→ **Task objective**
Write the entries out again exactly as they stand, but without the pictures.

################

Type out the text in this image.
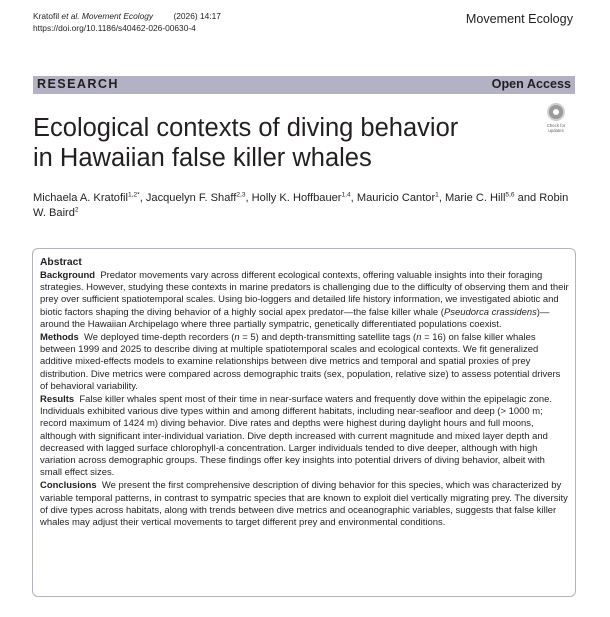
Kratofil et al. Movement Ecology (2026) 14:17
https://doi.org/10.1186/s40462-026-00630-4
Movement Ecology
RESEARCH	Open Access
Check for
updates
Ecological contexts of diving behavior
in Hawaiian false killer whales
Michaela A. Kratofil$^{1,2*}$, Jacquelyn F. Shaff$^{2,3}$, Holly K. Hoffbauer$^{1,4}$, Mauricio Cantor$^1$, Marie C. Hill$^{5,6}$ and Robin W. Baird$^2$
Abstract

Background Predator movements vary across different ecological contexts, offering valuable insights into their foraging strategies. However, studying these contexts in marine predators is challenging due to the difficulty of observing them and their prey over sufficient spatiotemporal scales. Using bio-loggers and detailed life history information, we investigated abiotic and biotic factors shaping the diving behavior of a highly social apex predator—the false killer whale (Pseudorca crassidens)—around the Hawaiian Archipelago where three partially sympatric, genetically differentiated populations coexist.

Methods We deployed time-depth recorders (n = 5) and depth-transmitting satellite tags (n = 16) on false killer whales between 1999 and 2025 to describe diving at multiple spatiotemporal scales and ecological contexts. We fit generalized additive mixed-effects models to examine relationships between dive metrics and temporal and spatial proxies of prey distribution. Dive metrics were compared across demographic traits (sex, population, relative size) to assess potential drivers of behavioral variability.

Results False killer whales spent most of their time in near-surface waters and frequently dove within the epipelagic zone. Individuals exhibited various dive types within and among different habitats, including near-seafloor and deep (> 1000 m; record maximum of 1424 m) diving behavior. Dive rates and depths were highest during daylight hours and full moons, although with significant inter-individual variation. Dive depth increased with current magnitude and mixed layer depth and decreased with lagged surface chlorophyll-a concentration. Larger individuals tended to dive deeper, although with high variation across demographic groups. These findings offer key insights into potential drivers of diving behavior, albeit with small effect sizes.

Conclusions We present the first comprehensive description of diving behavior for this species, which was characterized by variable temporal patterns, in contrast to sympatric species that are known to exploit diel vertically migrating prey. The diversity of dive types across habitats, along with trends between dive metrics and oceanographic variables, suggests that false killer whales may adjust their vertical movements to target different prey and environmental conditions.
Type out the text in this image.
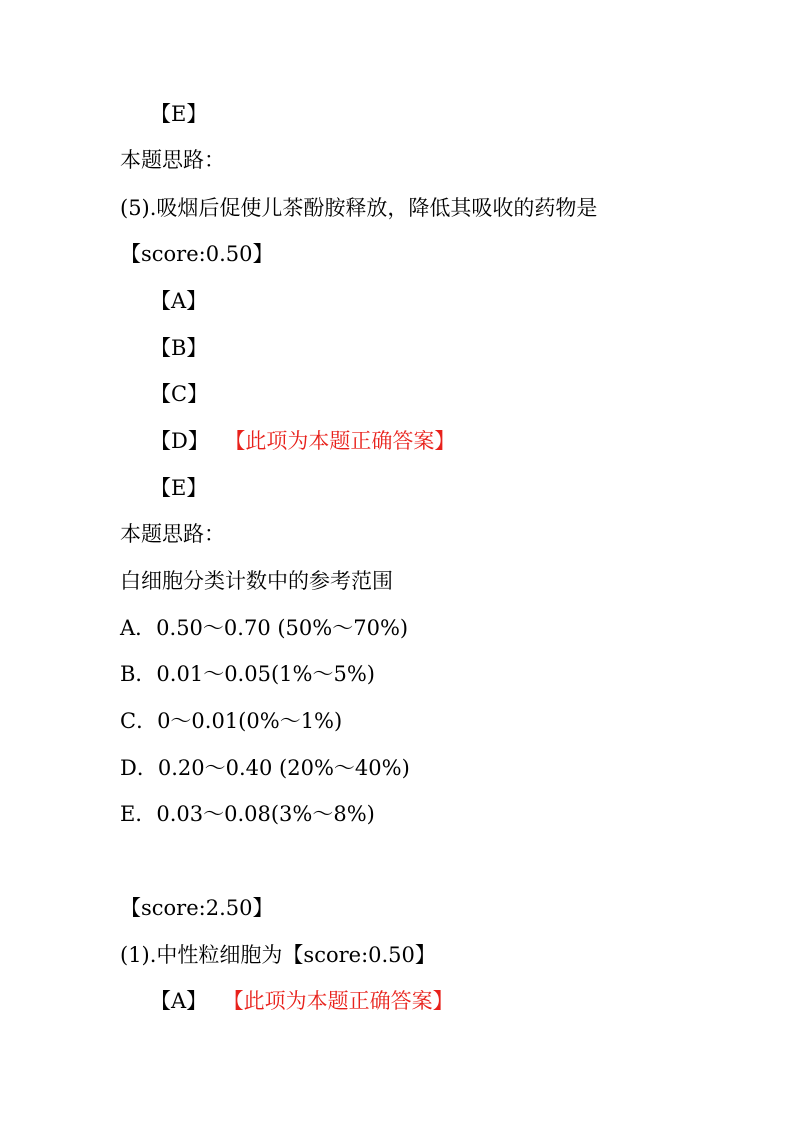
【E】
本题思路：
(5).吸烟后促使儿茶酚胺释放，降低其吸收的药物是
【score:0.50】
【A】
【B】
【C】
【D】 【此项为本题正确答案】
【E】
本题思路：
白细胞分类计数中的参考范围
A．0.50～0.70 (50%～70%)
B．0.01～0.05(1%～5%)
C．0～0.01(0%～1%)
D．0.20～0.40 (20%～40%)
E．0.03～0.08(3%～8%)
【score:2.50】
(1).中性粒细胞为【score:0.50】
【A】 【此项为本题正确答案】
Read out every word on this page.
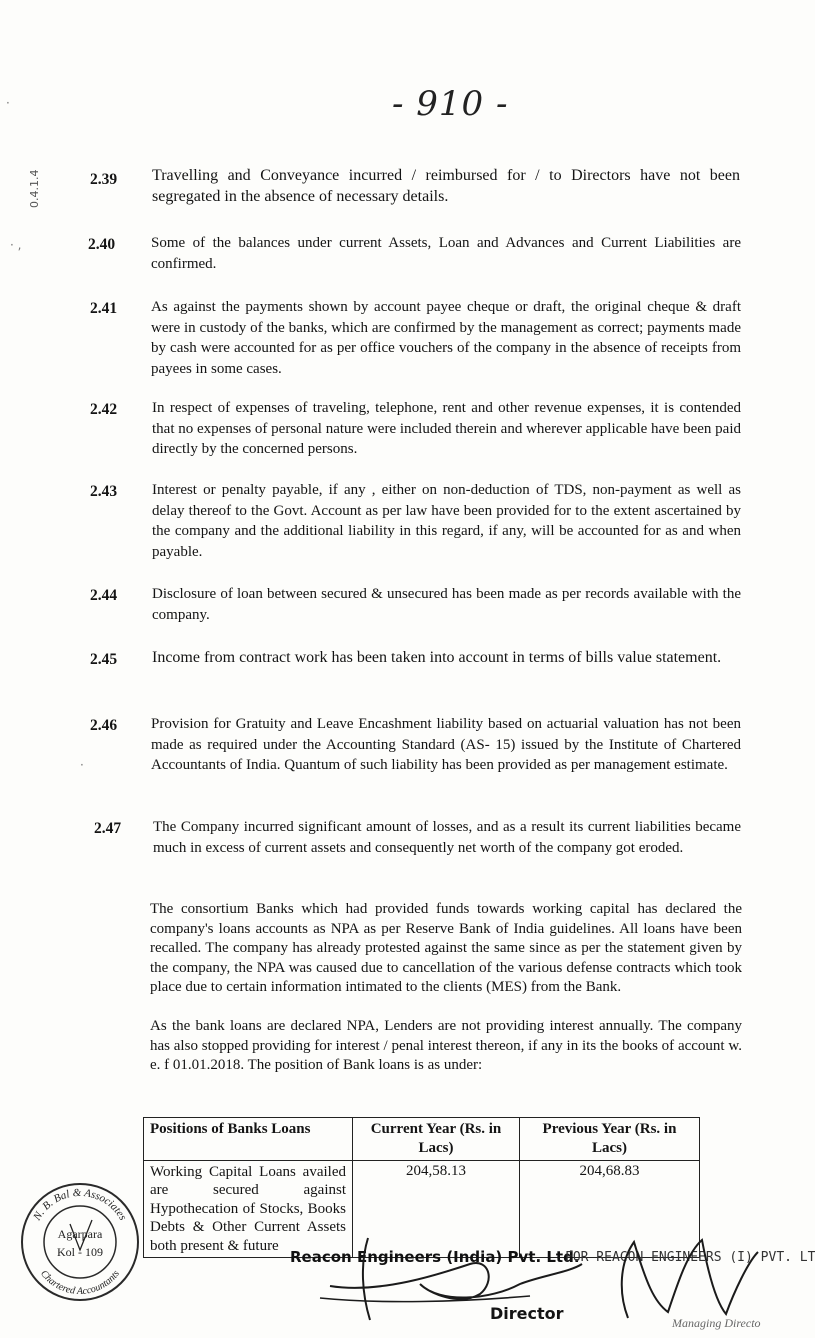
- 910 -
0.4.1.4
·
· ,
·
2.39 Travelling and Conveyance incurred / reimbursed for / to Directors have not been segregated in the absence of necessary details.
2.40 Some of the balances under current Assets, Loan and Advances and Current Liabilities are confirmed.
2.41 As against the payments shown by account payee cheque or draft, the original cheque & draft were in custody of the banks, which are confirmed by the management as correct; payments made by cash were accounted for as per office vouchers of the company in the absence of receipts from payees in some cases.
2.42 In respect of expenses of traveling, telephone, rent and other revenue expenses, it is contended that no expenses of personal nature were included therein and wherever applicable have been paid directly by the concerned persons.
2.43 Interest or penalty payable, if any , either on non-deduction of TDS, non-payment as well as delay thereof to the Govt. Account as per law have been provided for to the extent ascertained by the company and the additional liability in this regard, if any, will be accounted for as and when payable.
2.44 Disclosure of loan between secured & unsecured has been made as per records available with the company.
2.45 Income from contract work has been taken into account in terms of bills value statement.
2.46 Provision for Gratuity and Leave Encashment liability based on actuarial valuation has not been made as required under the Accounting Standard (AS- 15) issued by the Institute of Chartered Accountants of India. Quantum of such liability has been provided as per management estimate.
2.47 The Company incurred significant amount of losses, and as a result its current liabilities became much in excess of current assets and consequently net worth of the company got eroded.
The consortium Banks which had provided funds towards working capital has declared the company's loans accounts as NPA as per Reserve Bank of India guidelines. All loans have been recalled. The company has already protested against the same since as per the statement given by the company, the NPA was caused due to cancellation of the various defense contracts which took place due to certain information intimated to the clients (MES) from the Bank.
As the bank loans are declared NPA, Lenders are not providing interest annually. The company has also stopped providing for interest / penal interest thereon, if any in its the books of account w. e. f 01.01.2018. The position of Bank loans is as under:
Positions of Banks Loans	Current Year (Rs. in Lacs)	Previous Year (Rs. in Lacs)
Working Capital Loans availed are secured against Hypothecation of Stocks, Books Debts & Other Current Assets both present & future	204,58.13	204,68.83
N. B. Bal & Associates
Chartered Accountants
Agarpara
Kol - 109	Reacon Engineers (India) Pvt. Ltd.
FOR REACON ENGINEERS (I) PVT. LT
Director	Managing Directo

################

→ **Exercise response**
Type out the text in this image.
Kratofil et al. Movement Ecology (2026) 14:17
https://doi.org/10.1186/s40462-026-00630-4
Movement Ecology
RESEARCH	Open Access
Check for
updates
Ecological contexts of diving behavior
in Hawaiian false killer whales
Michaela A. Kratofil$^{1,2*}$, Jacquelyn F. Shaff$^{2,3}$, Holly K. Hoffbauer$^{1,4}$, Mauricio Cantor$^1$, Marie C. Hill$^{5,6}$ and Robin W. Baird$^2$
Abstract

Background Predator movements vary across different ecological contexts, offering valuable insights into their foraging strategies. However, studying these contexts in marine predators is challenging due to the difficulty of observing them and their prey over sufficient spatiotemporal scales. Using bio-loggers and detailed life history information, we investigated abiotic and biotic factors shaping the diving behavior of a highly social apex predator—the false killer whale (Pseudorca crassidens)—around the Hawaiian Archipelago where three partially sympatric, genetically differentiated populations coexist.

Methods We deployed time-depth recorders (n = 5) and depth-transmitting satellite tags (n = 16) on false killer whales between 1999 and 2025 to describe diving at multiple spatiotemporal scales and ecological contexts. We fit generalized additive mixed-effects models to examine relationships between dive metrics and temporal and spatial proxies of prey distribution. Dive metrics were compared across demographic traits (sex, population, relative size) to assess potential drivers of behavioral variability.

Results False killer whales spent most of their time in near-surface waters and frequently dove within the epipelagic zone. Individuals exhibited various dive types within and among different habitats, including near-seafloor and deep (> 1000 m; record maximum of 1424 m) diving behavior. Dive rates and depths were highest during daylight hours and full moons, although with significant inter-individual variation. Dive depth increased with current magnitude and mixed layer depth and decreased with lagged surface chlorophyll-a concentration. Larger individuals tended to dive deeper, although with high variation across demographic groups. These findings offer key insights into potential drivers of diving behavior, albeit with small effect sizes.

Conclusions We present the first comprehensive description of diving behavior for this species, which was characterized by variable temporal patterns, in contrast to sympatric species that are known to exploit diel vertically migrating prey. The diversity of dive types across habitats, along with trends between dive metrics and oceanographic variables, suggests that false killer whales may adjust their vertical movements to target different prey and environmental conditions.
Type out the text in this image.
【E】
本题思路：
(5).吸烟后促使儿茶酚胺释放，降低其吸收的药物是
【score:0.50】
【A】
【B】
【C】
【D】 【此项为本题正确答案】
【E】
本题思路：
白细胞分类计数中的参考范围
A．0.50～0.70 (50%～70%)
B．0.01～0.05(1%～5%)
C．0～0.01(0%～1%)
D．0.20～0.40 (20%～40%)
E．0.03～0.08(3%～8%)
【score:2.50】
(1).中性粒细胞为【score:0.50】
【A】 【此项为本题正确答案】
Read out every word on this page.
- 910 -
0.4.1.4
·
· ,
·
2.39 Travelling and Conveyance incurred / reimbursed for / to Directors have not been segregated in the absence of necessary details.
2.40 Some of the balances under current Assets, Loan and Advances and Current Liabilities are confirmed.
2.41 As against the payments shown by account payee cheque or draft, the original cheque & draft were in custody of the banks, which are confirmed by the management as correct; payments made by cash were accounted for as per office vouchers of the company in the absence of receipts from payees in some cases.
2.42 In respect of expenses of traveling, telephone, rent and other revenue expenses, it is contended that no expenses of personal nature were included therein and wherever applicable have been paid directly by the concerned persons.
2.43 Interest or penalty payable, if any , either on non-deduction of TDS, non-payment as well as delay thereof to the Govt. Account as per law have been provided for to the extent ascertained by the company and the additional liability in this regard, if any, will be accounted for as and when payable.
2.44 Disclosure of loan between secured & unsecured has been made as per records available with the company.
2.45 Income from contract work has been taken into account in terms of bills value statement.
2.46 Provision for Gratuity and Leave Encashment liability based on actuarial valuation has not been made as required under the Accounting Standard (AS- 15) issued by the Institute of Chartered Accountants of India. Quantum of such liability has been provided as per management estimate.
2.47 The Company incurred significant amount of losses, and as a result its current liabilities became much in excess of current assets and consequently net worth of the company got eroded.
The consortium Banks which had provided funds towards working capital has declared the company's loans accounts as NPA as per Reserve Bank of India guidelines. All loans have been recalled. The company has already protested against the same since as per the statement given by the company, the NPA was caused due to cancellation of the various defense contracts which took place due to certain information intimated to the clients (MES) from the Bank.
As the bank loans are declared NPA, Lenders are not providing interest annually. The company has also stopped providing for interest / penal interest thereon, if any in its the books of account w. e. f 01.01.2018. The position of Bank loans is as under:
Positions of Banks Loans	Current Year (Rs. in Lacs)	Previous Year (Rs. in Lacs)
Working Capital Loans availed are secured against Hypothecation of Stocks, Books Debts & Other Current Assets both present & future	204,58.13	204,68.83
N. B. Bal & Associates
Chartered Accountants
Agarpara
Kol - 109	Reacon Engineers (India) Pvt. Ltd.
FOR REACON ENGINEERS (I) PVT. LT
Director	Managing Directo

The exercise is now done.